EXERCISE DIRECTIONS
Give the data again, word for word.

EXERCISE MATERIALS
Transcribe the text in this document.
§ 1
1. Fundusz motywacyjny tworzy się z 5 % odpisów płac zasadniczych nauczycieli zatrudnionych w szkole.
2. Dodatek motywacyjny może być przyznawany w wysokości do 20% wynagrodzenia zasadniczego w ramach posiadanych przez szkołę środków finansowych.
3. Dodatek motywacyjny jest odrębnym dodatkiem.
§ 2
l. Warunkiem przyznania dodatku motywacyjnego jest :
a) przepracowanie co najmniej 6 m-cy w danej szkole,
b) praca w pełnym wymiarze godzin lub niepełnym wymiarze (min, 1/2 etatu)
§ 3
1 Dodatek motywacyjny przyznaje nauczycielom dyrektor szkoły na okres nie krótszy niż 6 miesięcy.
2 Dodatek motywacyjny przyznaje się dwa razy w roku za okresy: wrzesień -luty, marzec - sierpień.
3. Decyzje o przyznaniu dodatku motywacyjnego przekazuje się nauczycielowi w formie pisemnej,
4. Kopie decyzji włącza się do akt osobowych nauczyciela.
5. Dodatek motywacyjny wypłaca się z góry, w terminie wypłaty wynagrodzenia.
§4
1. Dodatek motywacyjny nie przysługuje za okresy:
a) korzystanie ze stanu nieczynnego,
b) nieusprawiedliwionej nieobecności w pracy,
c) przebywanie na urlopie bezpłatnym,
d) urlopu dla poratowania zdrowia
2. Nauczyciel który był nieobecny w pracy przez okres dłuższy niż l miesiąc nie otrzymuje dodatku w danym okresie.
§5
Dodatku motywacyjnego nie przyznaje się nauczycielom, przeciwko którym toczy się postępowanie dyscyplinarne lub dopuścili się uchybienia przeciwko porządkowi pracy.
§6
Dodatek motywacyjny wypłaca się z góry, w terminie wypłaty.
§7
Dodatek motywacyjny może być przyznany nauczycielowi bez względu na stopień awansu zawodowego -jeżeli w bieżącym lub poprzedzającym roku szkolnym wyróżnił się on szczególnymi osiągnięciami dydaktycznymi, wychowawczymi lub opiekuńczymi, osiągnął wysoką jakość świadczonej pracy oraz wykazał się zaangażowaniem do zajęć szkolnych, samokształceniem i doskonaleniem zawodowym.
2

OUTPUT BELOW
Transcribe the text in this document.
§ 1
1. Fundusz motywacyjny tworzy się z 5 % odpisów płac zasadniczych nauczycieli zatrudnionych w szkole.
2. Dodatek motywacyjny może być przyznawany w wysokości do 20% wynagrodzenia zasadniczego w ramach posiadanych przez szkołę środków finansowych.
3. Dodatek motywacyjny jest odrębnym dodatkiem.
§ 2
l. Warunkiem przyznania dodatku motywacyjnego jest :
a) przepracowanie co najmniej 6 m-cy w danej szkole,
b) praca w pełnym wymiarze godzin lub niepełnym wymiarze (min, 1/2 etatu)
§ 3
1 Dodatek motywacyjny przyznaje nauczycielom dyrektor szkoły na okres nie krótszy niż 6 miesięcy.
2 Dodatek motywacyjny przyznaje się dwa razy w roku za okresy: wrzesień -luty, marzec - sierpień.
3. Decyzje o przyznaniu dodatku motywacyjnego przekazuje się nauczycielowi w formie pisemnej,
4. Kopie decyzji włącza się do akt osobowych nauczyciela.
5. Dodatek motywacyjny wypłaca się z góry, w terminie wypłaty wynagrodzenia.
§4
1. Dodatek motywacyjny nie przysługuje za okresy:
a) korzystanie ze stanu nieczynnego,
b) nieusprawiedliwionej nieobecności w pracy,
c) przebywanie na urlopie bezpłatnym,
d) urlopu dla poratowania zdrowia
2. Nauczyciel który był nieobecny w pracy przez okres dłuższy niż l miesiąc nie otrzymuje dodatku w danym okresie.
§5
Dodatku motywacyjnego nie przyznaje się nauczycielom, przeciwko którym toczy się postępowanie dyscyplinarne lub dopuścili się uchybienia przeciwko porządkowi pracy.
§6
Dodatek motywacyjny wypłaca się z góry, w terminie wypłaty.
§7
Dodatek motywacyjny może być przyznany nauczycielowi bez względu na stopień awansu zawodowego -jeżeli w bieżącym lub poprzedzającym roku szkolnym wyróżnił się on szczególnymi osiągnięciami dydaktycznymi, wychowawczymi lub opiekuńczymi, osiągnął wysoką jakość świadczonej pracy oraz wykazał się zaangażowaniem do zajęć szkolnych, samokształceniem i doskonaleniem zawodowym.
2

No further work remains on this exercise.